-- MATERIAL FOR THIS TASK start --
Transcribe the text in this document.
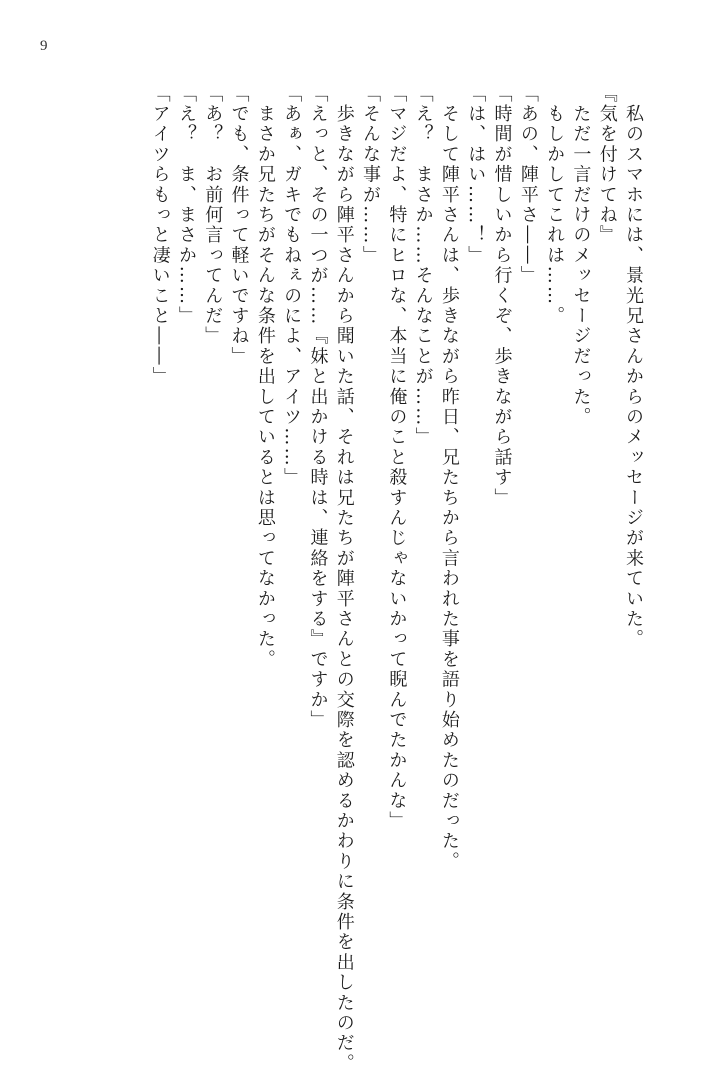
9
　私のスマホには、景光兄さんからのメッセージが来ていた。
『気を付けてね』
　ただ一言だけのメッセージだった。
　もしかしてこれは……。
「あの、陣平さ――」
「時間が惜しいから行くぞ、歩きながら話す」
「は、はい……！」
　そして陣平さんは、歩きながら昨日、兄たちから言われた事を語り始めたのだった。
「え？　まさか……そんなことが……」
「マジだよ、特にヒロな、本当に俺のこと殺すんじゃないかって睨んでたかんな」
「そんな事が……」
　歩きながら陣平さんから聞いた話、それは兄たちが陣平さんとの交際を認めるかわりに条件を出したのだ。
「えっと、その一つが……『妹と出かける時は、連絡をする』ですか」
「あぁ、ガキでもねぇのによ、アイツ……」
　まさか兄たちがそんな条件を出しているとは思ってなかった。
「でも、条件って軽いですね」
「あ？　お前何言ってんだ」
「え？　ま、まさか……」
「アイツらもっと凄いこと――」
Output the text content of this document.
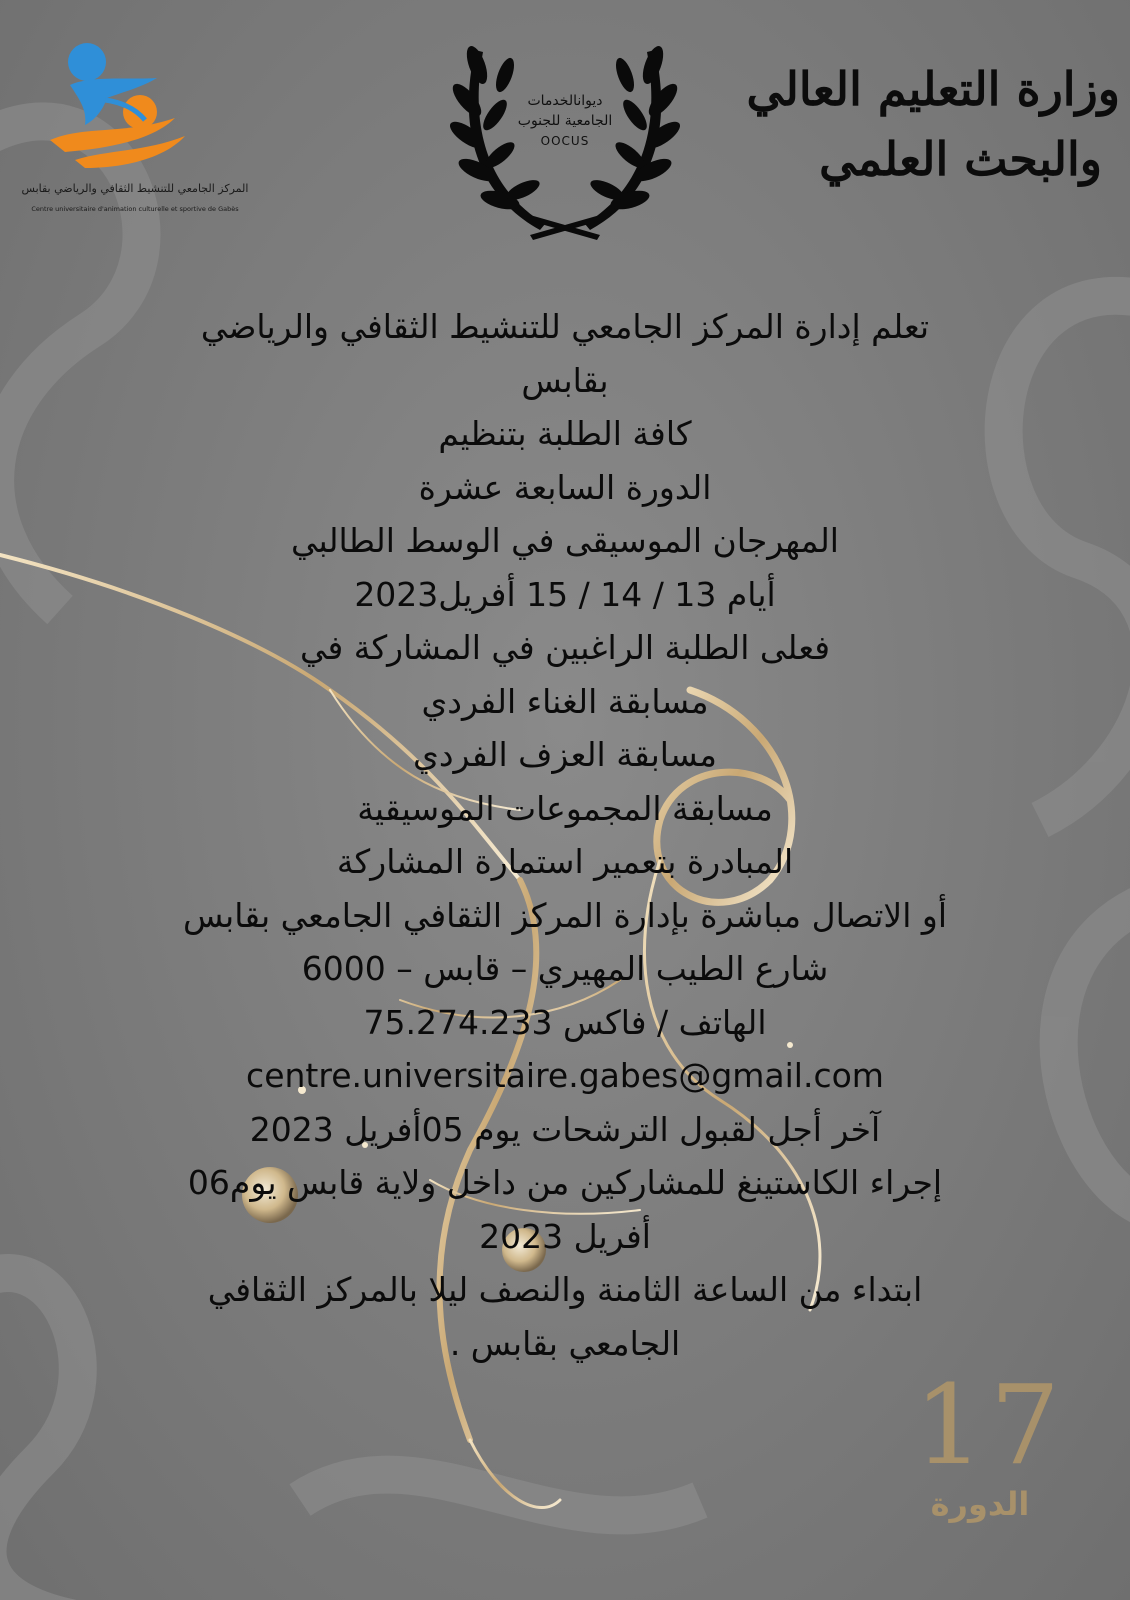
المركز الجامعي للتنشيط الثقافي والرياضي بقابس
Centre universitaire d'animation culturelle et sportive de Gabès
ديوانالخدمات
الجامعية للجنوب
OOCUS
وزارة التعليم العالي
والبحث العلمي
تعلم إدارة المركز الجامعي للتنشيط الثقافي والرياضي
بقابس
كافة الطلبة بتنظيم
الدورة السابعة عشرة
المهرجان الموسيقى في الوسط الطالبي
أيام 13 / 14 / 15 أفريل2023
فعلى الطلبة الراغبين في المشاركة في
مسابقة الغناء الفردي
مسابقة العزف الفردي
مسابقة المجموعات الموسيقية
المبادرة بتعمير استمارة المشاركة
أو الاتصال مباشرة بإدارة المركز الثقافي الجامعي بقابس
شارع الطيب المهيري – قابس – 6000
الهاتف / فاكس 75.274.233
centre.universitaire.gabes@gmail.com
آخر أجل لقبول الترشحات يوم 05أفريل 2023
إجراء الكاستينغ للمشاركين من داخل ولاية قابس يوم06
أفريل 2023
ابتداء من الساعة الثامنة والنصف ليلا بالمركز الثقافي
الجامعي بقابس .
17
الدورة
-- MATERIAL FOR THIS TASK end --
▶ **GIVEN TASK**: Going from the line with "Output the text content of this document." to the last line of the listing, write out each line exactly and nothing else. Leave out all pictures.

▶ **WORKED ANSWER**:
Output the text content of this document.
المركز الجامعي للتنشيط الثقافي والرياضي بقابس
Centre universitaire d'animation culturelle et sportive de Gabès
ديوانالخدمات
الجامعية للجنوب
OOCUS
وزارة التعليم العالي
والبحث العلمي
تعلم إدارة المركز الجامعي للتنشيط الثقافي والرياضي
بقابس
كافة الطلبة بتنظيم
الدورة السابعة عشرة
المهرجان الموسيقى في الوسط الطالبي
أيام 13 / 14 / 15 أفريل2023
فعلى الطلبة الراغبين في المشاركة في
مسابقة الغناء الفردي
مسابقة العزف الفردي
مسابقة المجموعات الموسيقية
المبادرة بتعمير استمارة المشاركة
أو الاتصال مباشرة بإدارة المركز الثقافي الجامعي بقابس
شارع الطيب المهيري – قابس – 6000
الهاتف / فاكس 75.274.233
centre.universitaire.gabes@gmail.com
آخر أجل لقبول الترشحات يوم 05أفريل 2023
إجراء الكاستينغ للمشاركين من داخل ولاية قابس يوم06
أفريل 2023
ابتداء من الساعة الثامنة والنصف ليلا بالمركز الثقافي
الجامعي بقابس .
17
الدورة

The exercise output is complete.